*DATA ENTRIES*.
•••

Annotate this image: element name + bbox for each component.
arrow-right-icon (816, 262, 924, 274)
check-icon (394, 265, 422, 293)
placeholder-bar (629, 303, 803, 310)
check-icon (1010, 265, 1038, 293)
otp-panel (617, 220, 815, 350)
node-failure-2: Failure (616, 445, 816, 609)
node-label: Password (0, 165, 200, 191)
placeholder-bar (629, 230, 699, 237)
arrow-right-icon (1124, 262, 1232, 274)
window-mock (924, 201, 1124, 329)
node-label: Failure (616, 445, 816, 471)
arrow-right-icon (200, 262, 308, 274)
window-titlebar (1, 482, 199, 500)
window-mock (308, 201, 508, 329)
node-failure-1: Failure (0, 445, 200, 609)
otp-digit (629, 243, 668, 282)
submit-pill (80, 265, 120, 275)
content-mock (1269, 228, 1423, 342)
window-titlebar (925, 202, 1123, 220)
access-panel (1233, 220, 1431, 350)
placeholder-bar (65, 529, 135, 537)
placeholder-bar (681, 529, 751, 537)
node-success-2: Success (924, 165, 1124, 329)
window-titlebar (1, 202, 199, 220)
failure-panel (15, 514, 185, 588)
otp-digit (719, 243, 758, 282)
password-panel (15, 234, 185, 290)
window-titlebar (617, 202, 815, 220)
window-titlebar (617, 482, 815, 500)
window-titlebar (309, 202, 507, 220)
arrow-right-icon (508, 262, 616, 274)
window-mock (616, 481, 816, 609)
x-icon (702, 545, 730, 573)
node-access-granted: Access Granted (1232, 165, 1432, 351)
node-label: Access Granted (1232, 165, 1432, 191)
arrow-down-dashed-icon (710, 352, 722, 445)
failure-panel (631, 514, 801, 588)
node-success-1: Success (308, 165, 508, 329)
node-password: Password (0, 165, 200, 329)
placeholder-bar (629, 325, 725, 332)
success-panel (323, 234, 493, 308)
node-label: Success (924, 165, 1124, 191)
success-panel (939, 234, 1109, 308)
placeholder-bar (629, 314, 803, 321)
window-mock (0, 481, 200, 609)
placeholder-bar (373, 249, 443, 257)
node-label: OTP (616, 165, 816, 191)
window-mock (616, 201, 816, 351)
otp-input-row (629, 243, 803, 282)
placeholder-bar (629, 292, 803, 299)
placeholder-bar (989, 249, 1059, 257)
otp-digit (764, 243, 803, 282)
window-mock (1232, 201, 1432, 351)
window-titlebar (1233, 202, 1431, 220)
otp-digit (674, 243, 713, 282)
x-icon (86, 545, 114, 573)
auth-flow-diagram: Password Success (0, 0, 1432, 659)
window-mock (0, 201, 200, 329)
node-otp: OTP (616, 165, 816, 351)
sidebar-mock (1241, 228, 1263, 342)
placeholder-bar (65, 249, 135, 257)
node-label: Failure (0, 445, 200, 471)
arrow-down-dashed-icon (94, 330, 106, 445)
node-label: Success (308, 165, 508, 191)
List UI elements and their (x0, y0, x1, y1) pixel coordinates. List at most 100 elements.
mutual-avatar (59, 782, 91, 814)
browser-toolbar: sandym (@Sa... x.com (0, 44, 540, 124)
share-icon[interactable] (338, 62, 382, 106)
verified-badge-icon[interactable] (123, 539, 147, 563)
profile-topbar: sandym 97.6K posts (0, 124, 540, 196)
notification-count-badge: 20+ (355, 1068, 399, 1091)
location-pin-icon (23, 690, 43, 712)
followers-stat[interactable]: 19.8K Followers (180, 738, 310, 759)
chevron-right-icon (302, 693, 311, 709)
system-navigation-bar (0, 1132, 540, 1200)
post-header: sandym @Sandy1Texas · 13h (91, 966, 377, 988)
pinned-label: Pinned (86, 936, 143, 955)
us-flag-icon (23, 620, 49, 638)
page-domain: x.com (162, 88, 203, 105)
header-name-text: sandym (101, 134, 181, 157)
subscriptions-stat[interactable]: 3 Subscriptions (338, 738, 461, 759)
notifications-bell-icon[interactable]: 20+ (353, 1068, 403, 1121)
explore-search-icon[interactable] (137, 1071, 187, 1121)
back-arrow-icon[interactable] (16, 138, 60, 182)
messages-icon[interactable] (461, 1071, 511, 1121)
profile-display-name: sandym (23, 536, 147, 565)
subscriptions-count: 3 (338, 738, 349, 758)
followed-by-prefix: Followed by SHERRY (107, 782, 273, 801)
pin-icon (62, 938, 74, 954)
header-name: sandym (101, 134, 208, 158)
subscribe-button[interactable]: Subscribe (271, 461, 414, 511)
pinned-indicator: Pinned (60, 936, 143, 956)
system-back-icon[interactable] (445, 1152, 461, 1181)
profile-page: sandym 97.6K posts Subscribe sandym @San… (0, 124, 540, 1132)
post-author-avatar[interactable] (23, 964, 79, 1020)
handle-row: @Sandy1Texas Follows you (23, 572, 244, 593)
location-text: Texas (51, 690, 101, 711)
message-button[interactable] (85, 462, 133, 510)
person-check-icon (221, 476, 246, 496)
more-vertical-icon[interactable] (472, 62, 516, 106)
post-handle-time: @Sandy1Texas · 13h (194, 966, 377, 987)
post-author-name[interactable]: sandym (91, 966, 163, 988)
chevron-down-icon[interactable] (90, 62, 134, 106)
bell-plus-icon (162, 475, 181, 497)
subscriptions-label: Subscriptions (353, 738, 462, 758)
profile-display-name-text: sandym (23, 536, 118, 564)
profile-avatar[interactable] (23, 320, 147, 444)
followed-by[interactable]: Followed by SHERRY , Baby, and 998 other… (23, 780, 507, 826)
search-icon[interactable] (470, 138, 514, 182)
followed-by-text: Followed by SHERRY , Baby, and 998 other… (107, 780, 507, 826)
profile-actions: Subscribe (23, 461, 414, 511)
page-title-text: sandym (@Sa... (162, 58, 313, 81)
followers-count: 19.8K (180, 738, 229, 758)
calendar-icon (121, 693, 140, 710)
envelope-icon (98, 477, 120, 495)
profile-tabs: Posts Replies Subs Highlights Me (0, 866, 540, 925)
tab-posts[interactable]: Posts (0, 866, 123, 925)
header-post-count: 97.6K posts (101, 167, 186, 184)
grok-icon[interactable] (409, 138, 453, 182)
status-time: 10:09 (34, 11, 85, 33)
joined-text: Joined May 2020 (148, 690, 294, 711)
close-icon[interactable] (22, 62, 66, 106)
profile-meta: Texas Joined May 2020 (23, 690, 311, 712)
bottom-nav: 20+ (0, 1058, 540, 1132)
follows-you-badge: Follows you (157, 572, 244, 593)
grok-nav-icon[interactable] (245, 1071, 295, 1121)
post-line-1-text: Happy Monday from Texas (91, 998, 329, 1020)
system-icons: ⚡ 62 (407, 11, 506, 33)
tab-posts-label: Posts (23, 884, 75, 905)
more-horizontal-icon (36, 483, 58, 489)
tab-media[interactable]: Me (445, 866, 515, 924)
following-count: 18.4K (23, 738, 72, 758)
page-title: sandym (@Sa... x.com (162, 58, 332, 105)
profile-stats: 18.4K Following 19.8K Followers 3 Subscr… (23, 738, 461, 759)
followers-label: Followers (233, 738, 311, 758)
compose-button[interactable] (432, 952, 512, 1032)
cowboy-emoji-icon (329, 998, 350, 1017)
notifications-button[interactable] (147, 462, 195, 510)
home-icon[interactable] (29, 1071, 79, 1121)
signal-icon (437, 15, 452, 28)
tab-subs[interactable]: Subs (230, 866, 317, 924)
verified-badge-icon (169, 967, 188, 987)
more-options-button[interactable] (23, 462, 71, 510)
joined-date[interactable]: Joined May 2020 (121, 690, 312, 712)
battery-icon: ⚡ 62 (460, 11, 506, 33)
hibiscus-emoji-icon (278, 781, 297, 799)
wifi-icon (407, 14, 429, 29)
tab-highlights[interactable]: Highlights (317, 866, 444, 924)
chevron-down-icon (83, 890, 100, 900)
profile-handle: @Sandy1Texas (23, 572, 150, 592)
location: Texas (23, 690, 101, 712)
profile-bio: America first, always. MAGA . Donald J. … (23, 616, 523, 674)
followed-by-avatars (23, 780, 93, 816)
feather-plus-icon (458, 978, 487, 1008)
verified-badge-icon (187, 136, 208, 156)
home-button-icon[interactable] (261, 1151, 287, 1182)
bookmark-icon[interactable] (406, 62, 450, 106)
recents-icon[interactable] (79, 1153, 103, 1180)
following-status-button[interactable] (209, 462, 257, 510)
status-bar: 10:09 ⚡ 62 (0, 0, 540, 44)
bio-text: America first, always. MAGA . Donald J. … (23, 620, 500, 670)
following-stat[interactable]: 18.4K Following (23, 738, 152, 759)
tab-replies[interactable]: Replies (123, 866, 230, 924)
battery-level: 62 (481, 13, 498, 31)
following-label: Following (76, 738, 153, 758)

•••

*REQUIRED TASK*.
Could you turn the items, from their first line up to and including the line with "placeholder-bar (629, 230, 699, 237)", into a Markdown table with a Row column for the number and a Content column for each line, leaving out any blank lines?

*EXPECTED ANSWER*.
| Row | Content |
|---|---|
| 1 | Annotate this image: element name + bbox for each component. |
| 2 | arrow-right-icon (816, 262, 924, 274) |
| 3 | check-icon (394, 265, 422, 293) |
| 4 | placeholder-bar (629, 303, 803, 310) |
| 5 | check-icon (1010, 265, 1038, 293) |
| 6 | otp-panel (617, 220, 815, 350) |
| 7 | node-failure-2: Failure (616, 445, 816, 609) |
| 8 | node-label: Password (0, 165, 200, 191) |
| 9 | placeholder-bar (629, 230, 699, 237) |